▶ **What you should do**: Update the records below by changing every "data-point" to "point-marker" and leaving everything else as it is. Leave the pictures out of your answer.

▶ **Material provided**:
◇ ◇ ◇ ◇ ◇ ◇ ◇
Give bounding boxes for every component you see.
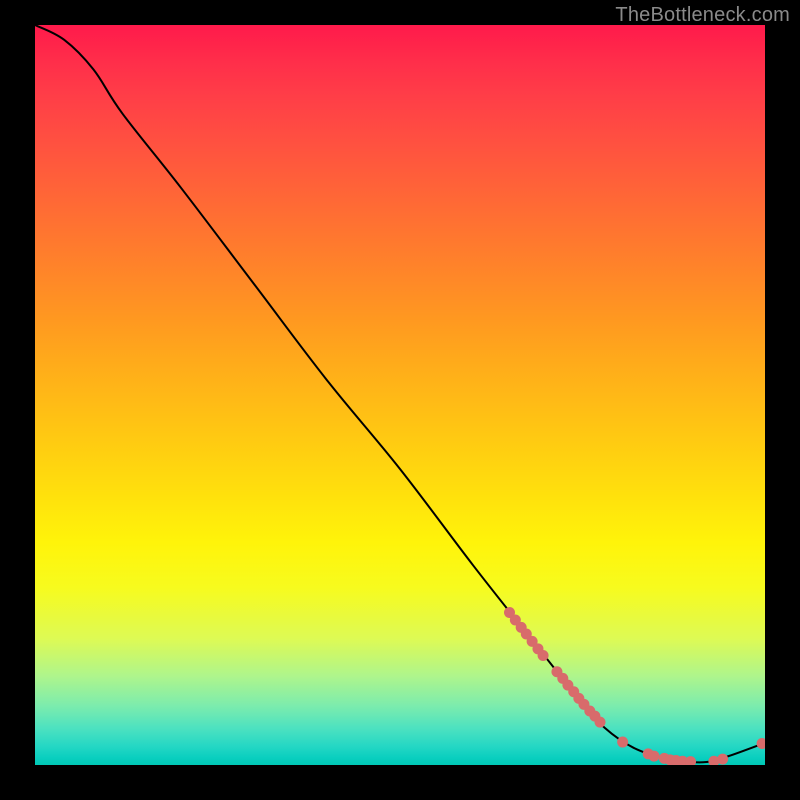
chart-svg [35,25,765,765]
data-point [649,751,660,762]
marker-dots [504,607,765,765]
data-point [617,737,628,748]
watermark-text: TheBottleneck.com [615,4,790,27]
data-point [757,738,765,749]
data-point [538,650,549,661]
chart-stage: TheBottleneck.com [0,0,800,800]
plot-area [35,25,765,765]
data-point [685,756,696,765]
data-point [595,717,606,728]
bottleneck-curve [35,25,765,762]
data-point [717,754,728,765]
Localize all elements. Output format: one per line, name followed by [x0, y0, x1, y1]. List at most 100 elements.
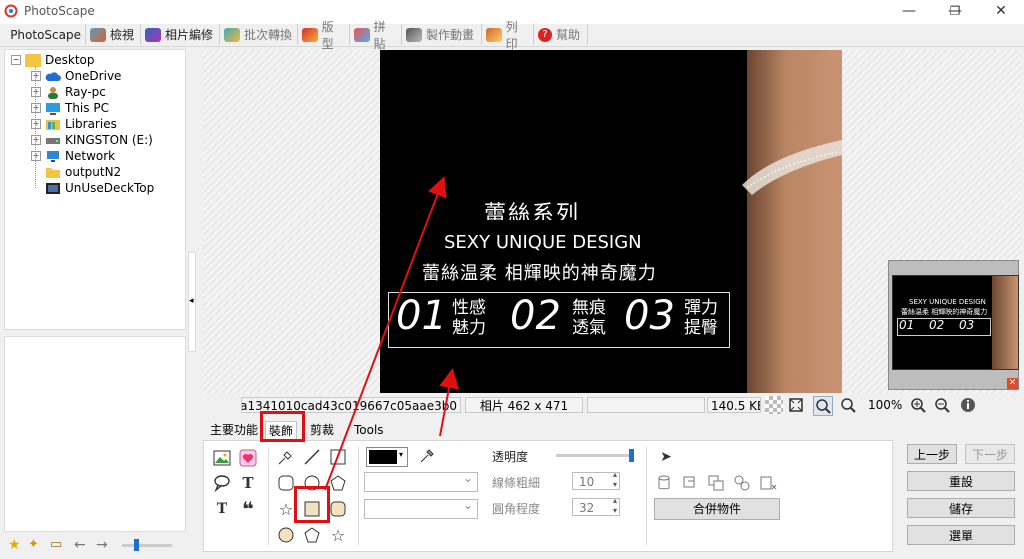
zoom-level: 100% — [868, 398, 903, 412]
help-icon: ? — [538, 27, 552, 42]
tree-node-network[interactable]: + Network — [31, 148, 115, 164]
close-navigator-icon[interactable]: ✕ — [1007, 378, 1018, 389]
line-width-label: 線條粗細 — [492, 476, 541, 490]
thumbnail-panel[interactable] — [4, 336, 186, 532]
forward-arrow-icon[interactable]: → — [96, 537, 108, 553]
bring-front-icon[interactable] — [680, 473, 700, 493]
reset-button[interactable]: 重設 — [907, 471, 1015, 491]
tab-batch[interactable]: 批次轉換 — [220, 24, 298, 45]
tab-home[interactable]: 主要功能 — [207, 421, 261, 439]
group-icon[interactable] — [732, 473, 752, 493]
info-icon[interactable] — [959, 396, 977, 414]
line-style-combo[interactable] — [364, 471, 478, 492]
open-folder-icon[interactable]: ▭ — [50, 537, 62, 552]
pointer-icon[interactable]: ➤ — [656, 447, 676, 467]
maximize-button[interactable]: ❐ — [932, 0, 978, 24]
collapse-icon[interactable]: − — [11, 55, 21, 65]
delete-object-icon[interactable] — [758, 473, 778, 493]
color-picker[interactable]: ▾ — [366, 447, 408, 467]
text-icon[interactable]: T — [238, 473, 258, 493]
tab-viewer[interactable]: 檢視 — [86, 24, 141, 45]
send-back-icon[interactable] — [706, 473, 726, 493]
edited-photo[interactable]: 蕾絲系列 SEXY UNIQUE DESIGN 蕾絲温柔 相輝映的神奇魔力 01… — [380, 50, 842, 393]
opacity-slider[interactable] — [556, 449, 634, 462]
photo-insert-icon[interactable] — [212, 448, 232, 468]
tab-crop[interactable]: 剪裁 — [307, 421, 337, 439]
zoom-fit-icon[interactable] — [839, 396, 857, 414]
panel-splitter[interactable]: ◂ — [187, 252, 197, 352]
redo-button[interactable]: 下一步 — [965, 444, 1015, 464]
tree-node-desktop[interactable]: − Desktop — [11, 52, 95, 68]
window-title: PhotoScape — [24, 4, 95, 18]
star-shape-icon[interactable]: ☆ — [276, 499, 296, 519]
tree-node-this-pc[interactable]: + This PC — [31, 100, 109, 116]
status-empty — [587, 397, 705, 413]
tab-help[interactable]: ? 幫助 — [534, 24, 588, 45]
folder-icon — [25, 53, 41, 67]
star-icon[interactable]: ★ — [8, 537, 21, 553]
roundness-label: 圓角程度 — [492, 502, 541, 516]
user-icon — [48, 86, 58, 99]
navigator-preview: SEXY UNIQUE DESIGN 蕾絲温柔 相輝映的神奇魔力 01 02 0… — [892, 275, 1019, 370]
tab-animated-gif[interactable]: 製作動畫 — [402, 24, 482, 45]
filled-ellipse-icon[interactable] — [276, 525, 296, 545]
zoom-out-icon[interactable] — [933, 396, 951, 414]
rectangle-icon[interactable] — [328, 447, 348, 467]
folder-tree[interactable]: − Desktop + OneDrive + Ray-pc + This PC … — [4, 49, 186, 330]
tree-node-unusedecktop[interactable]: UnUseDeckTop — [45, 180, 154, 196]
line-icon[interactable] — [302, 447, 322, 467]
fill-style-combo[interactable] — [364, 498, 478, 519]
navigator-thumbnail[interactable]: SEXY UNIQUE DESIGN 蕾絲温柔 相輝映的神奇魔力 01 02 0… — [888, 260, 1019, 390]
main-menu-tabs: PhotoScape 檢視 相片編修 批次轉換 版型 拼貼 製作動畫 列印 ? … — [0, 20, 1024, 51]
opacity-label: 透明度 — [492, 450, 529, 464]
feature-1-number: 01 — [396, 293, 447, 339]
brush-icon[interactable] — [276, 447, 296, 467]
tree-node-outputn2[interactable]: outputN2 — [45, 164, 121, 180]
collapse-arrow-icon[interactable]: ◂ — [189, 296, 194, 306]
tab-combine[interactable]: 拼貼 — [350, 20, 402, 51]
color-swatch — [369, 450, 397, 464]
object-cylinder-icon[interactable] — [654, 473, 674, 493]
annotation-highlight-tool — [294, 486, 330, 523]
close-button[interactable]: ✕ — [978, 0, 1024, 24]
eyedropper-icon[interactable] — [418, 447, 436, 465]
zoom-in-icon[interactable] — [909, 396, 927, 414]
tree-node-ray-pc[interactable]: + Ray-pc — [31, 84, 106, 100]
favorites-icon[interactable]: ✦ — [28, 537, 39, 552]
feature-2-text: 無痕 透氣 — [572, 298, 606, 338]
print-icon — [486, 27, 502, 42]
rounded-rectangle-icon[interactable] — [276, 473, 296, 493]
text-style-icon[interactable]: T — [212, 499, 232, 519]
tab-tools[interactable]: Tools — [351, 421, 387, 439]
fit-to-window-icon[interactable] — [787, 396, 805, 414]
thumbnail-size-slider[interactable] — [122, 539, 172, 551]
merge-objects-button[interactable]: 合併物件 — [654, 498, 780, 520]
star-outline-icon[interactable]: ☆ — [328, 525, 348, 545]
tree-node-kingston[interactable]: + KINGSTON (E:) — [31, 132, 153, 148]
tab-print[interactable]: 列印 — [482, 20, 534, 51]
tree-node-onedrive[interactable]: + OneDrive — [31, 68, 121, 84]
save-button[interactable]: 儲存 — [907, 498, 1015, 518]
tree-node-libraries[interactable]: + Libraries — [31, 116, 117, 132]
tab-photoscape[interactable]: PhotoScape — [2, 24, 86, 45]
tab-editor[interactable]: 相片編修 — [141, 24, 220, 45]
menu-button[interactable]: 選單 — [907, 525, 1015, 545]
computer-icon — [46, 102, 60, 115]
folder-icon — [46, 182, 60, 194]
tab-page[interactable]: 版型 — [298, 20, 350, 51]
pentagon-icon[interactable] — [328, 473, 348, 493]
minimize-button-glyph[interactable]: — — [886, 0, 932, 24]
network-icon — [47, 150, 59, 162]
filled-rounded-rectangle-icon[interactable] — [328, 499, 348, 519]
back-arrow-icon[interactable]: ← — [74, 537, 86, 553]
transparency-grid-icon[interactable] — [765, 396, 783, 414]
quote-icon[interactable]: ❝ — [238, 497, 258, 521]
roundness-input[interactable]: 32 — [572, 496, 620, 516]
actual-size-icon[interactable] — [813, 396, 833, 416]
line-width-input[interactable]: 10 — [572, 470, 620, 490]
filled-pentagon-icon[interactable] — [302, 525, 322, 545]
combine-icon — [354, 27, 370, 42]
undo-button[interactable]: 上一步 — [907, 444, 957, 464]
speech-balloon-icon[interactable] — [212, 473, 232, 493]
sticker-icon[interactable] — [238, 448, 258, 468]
◇ ◇ ◇ ◇ ◇ ◇ ◇
▶ **Answer to the exercise**:
Give bounding boxes for every component you see.
chart-svg [35,25,765,765]
point-marker [649,751,660,762]
marker-dots [504,607,765,765]
point-marker [617,737,628,748]
watermark-text: TheBottleneck.com [615,4,790,27]
point-marker [757,738,765,749]
point-marker [538,650,549,661]
chart-stage: TheBottleneck.com [0,0,800,800]
plot-area [35,25,765,765]
point-marker [685,756,696,765]
point-marker [595,717,606,728]
bottleneck-curve [35,25,765,762]
point-marker [717,754,728,765]
Localize all elements. Output format: one per line, name followed by [x0, y0, x1, y1]. List at most 100 elements.
zoom-level: 100% — [868, 398, 903, 412]
help-icon: ? — [538, 27, 552, 42]
tree-node-network[interactable]: + Network — [31, 148, 115, 164]
close-navigator-icon[interactable]: ✕ — [1007, 378, 1018, 389]
line-width-label: 線條粗細 — [492, 476, 541, 490]
thumbnail-panel[interactable] — [4, 336, 186, 532]
forward-arrow-icon[interactable]: → — [96, 537, 108, 553]
bring-front-icon[interactable] — [680, 473, 700, 493]
reset-button[interactable]: 重設 — [907, 471, 1015, 491]
tab-batch[interactable]: 批次轉換 — [220, 24, 298, 45]
tab-home[interactable]: 主要功能 — [207, 421, 261, 439]
group-icon[interactable] — [732, 473, 752, 493]
info-icon[interactable] — [959, 396, 977, 414]
line-style-combo[interactable] — [364, 471, 478, 492]
open-folder-icon[interactable]: ▭ — [50, 537, 62, 552]
pointer-icon[interactable]: ➤ — [656, 447, 676, 467]
maximize-button[interactable]: ❐ — [932, 0, 978, 24]
collapse-icon[interactable]: − — [11, 55, 21, 65]
delete-object-icon[interactable] — [758, 473, 778, 493]
color-picker[interactable]: ▾ — [366, 447, 408, 467]
text-icon[interactable]: T — [238, 473, 258, 493]
tab-viewer[interactable]: 檢視 — [86, 24, 141, 45]
send-back-icon[interactable] — [706, 473, 726, 493]
edited-photo[interactable]: 蕾絲系列 SEXY UNIQUE DESIGN 蕾絲温柔 相輝映的神奇魔力 01… — [380, 50, 842, 393]
opacity-slider[interactable] — [556, 449, 634, 462]
photo-insert-icon[interactable] — [212, 448, 232, 468]
tab-crop[interactable]: 剪裁 — [307, 421, 337, 439]
zoom-fit-icon[interactable] — [839, 396, 857, 414]
panel-splitter[interactable]: ◂ — [187, 252, 197, 352]
redo-button[interactable]: 下一步 — [965, 444, 1015, 464]
tree-node-desktop[interactable]: − Desktop — [11, 52, 95, 68]
window-title: PhotoScape — [24, 4, 95, 18]
star-shape-icon[interactable]: ☆ — [276, 499, 296, 519]
tree-node-this-pc[interactable]: + This PC — [31, 100, 109, 116]
status-empty — [587, 397, 705, 413]
tab-help[interactable]: ? 幫助 — [534, 24, 588, 45]
folder-icon — [25, 53, 41, 67]
star-icon[interactable]: ★ — [8, 537, 21, 553]
roundness-label: 圓角程度 — [492, 502, 541, 516]
user-icon — [48, 86, 58, 99]
navigator-preview: SEXY UNIQUE DESIGN 蕾絲温柔 相輝映的神奇魔力 01 02 0… — [892, 275, 1019, 370]
tab-animated-gif[interactable]: 製作動畫 — [402, 24, 482, 45]
filled-ellipse-icon[interactable] — [276, 525, 296, 545]
zoom-out-icon[interactable] — [933, 396, 951, 414]
rectangle-icon[interactable] — [328, 447, 348, 467]
folder-tree[interactable]: − Desktop + OneDrive + Ray-pc + This PC … — [4, 49, 186, 330]
tree-node-unusedecktop[interactable]: UnUseDeckTop — [45, 180, 154, 196]
line-icon[interactable] — [302, 447, 322, 467]
fill-style-combo[interactable] — [364, 498, 478, 519]
navigator-thumbnail[interactable]: SEXY UNIQUE DESIGN 蕾絲温柔 相輝映的神奇魔力 01 02 0… — [888, 260, 1019, 390]
main-menu-tabs: PhotoScape 檢視 相片編修 批次轉換 版型 拼貼 製作動畫 列印 ? … — [0, 20, 1024, 51]
opacity-label: 透明度 — [492, 450, 529, 464]
feature-1-number: 01 — [396, 293, 447, 339]
brush-icon[interactable] — [276, 447, 296, 467]
tree-node-outputn2[interactable]: outputN2 — [45, 164, 121, 180]
collapse-arrow-icon[interactable]: ◂ — [189, 296, 194, 306]
tab-combine[interactable]: 拼貼 — [350, 20, 402, 51]
color-swatch — [369, 450, 397, 464]
object-cylinder-icon[interactable] — [654, 473, 674, 493]
annotation-highlight-tool — [294, 486, 330, 523]
close-button[interactable]: ✕ — [978, 0, 1024, 24]
eyedropper-icon[interactable] — [418, 447, 436, 465]
zoom-in-icon[interactable] — [909, 396, 927, 414]
tree-node-ray-pc[interactable]: + Ray-pc — [31, 84, 106, 100]
favorites-icon[interactable]: ✦ — [28, 537, 39, 552]
feature-2-text: 無痕 透氣 — [572, 298, 606, 338]
print-icon — [486, 27, 502, 42]
rounded-rectangle-icon[interactable] — [276, 473, 296, 493]
text-style-icon[interactable]: T — [212, 499, 232, 519]
tab-tools[interactable]: Tools — [351, 421, 387, 439]
fit-to-window-icon[interactable] — [787, 396, 805, 414]
thumbnail-size-slider[interactable] — [122, 539, 172, 551]
merge-objects-button[interactable]: 合併物件 — [654, 498, 780, 520]
star-outline-icon[interactable]: ☆ — [328, 525, 348, 545]
tree-node-kingston[interactable]: + KINGSTON (E:) — [31, 132, 153, 148]
tab-print[interactable]: 列印 — [482, 20, 534, 51]
tree-node-onedrive[interactable]: + OneDrive — [31, 68, 121, 84]
save-button[interactable]: 儲存 — [907, 498, 1015, 518]
tree-node-libraries[interactable]: + Libraries — [31, 116, 117, 132]
tab-photoscape[interactable]: PhotoScape — [2, 24, 86, 45]
tab-editor[interactable]: 相片編修 — [141, 24, 220, 45]
menu-button[interactable]: 選單 — [907, 525, 1015, 545]
computer-icon — [46, 102, 60, 115]
folder-icon — [46, 182, 60, 194]
tab-page[interactable]: 版型 — [298, 20, 350, 51]
pentagon-icon[interactable] — [328, 473, 348, 493]
minimize-button-glyph[interactable]: — — [886, 0, 932, 24]
network-icon — [47, 150, 59, 162]
filled-rounded-rectangle-icon[interactable] — [328, 499, 348, 519]
back-arrow-icon[interactable]: ← — [74, 537, 86, 553]
transparency-grid-icon[interactable] — [765, 396, 783, 414]
quote-icon[interactable]: ❝ — [238, 497, 258, 521]
roundness-input[interactable]: 32 — [572, 496, 620, 516]
actual-size-icon[interactable] — [813, 396, 833, 416]
line-width-input[interactable]: 10 — [572, 470, 620, 490]
filled-pentagon-icon[interactable] — [302, 525, 322, 545]
combine-icon — [354, 27, 370, 42]
undo-button[interactable]: 上一步 — [907, 444, 957, 464]
speech-balloon-icon[interactable] — [212, 473, 232, 493]
sticker-icon[interactable] — [238, 448, 258, 468]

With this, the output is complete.